Set problem
Can you give the rows, from the first through the one containing "annotation: A: [612, 180, 626, 202]", as a JSON list of strings with one string per row and no blank lines?

--- START Material ---

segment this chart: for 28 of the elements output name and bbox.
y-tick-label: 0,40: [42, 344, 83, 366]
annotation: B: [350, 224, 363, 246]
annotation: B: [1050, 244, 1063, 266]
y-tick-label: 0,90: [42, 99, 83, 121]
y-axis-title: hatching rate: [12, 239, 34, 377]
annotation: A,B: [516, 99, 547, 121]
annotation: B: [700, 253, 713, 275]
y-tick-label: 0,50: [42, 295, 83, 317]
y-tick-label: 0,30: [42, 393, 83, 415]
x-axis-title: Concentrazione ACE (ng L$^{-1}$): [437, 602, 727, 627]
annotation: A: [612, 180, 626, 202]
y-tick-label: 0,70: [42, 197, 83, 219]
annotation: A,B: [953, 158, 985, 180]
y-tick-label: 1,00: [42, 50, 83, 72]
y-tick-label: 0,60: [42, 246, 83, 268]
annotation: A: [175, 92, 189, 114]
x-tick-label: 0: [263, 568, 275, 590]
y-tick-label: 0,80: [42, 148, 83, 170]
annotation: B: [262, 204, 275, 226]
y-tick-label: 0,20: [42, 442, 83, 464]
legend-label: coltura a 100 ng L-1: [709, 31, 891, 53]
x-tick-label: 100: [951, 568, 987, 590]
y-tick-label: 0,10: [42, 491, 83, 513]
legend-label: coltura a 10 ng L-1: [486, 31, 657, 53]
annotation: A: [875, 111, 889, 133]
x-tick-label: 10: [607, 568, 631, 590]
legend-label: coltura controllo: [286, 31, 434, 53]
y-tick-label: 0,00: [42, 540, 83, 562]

--- END Material ---

Output
[
  "segment this chart: for 28 of the elements output name and bbox.",
  "y-tick-label: 0,40: [42, 344, 83, 366]",
  "annotation: B: [350, 224, 363, 246]",
  "annotation: B: [1050, 244, 1063, 266]",
  "y-tick-label: 0,90: [42, 99, 83, 121]",
  "y-axis-title: hatching rate: [12, 239, 34, 377]",
  "annotation: A,B: [516, 99, 547, 121]",
  "annotation: B: [700, 253, 713, 275]",
  "y-tick-label: 0,50: [42, 295, 83, 317]",
  "y-tick-label: 0,30: [42, 393, 83, 415]",
  "x-axis-title: Concentrazione ACE (ng L$^{-1}$): [437, 602, 727, 627]",
  "annotation: A: [612, 180, 626, 202]"
]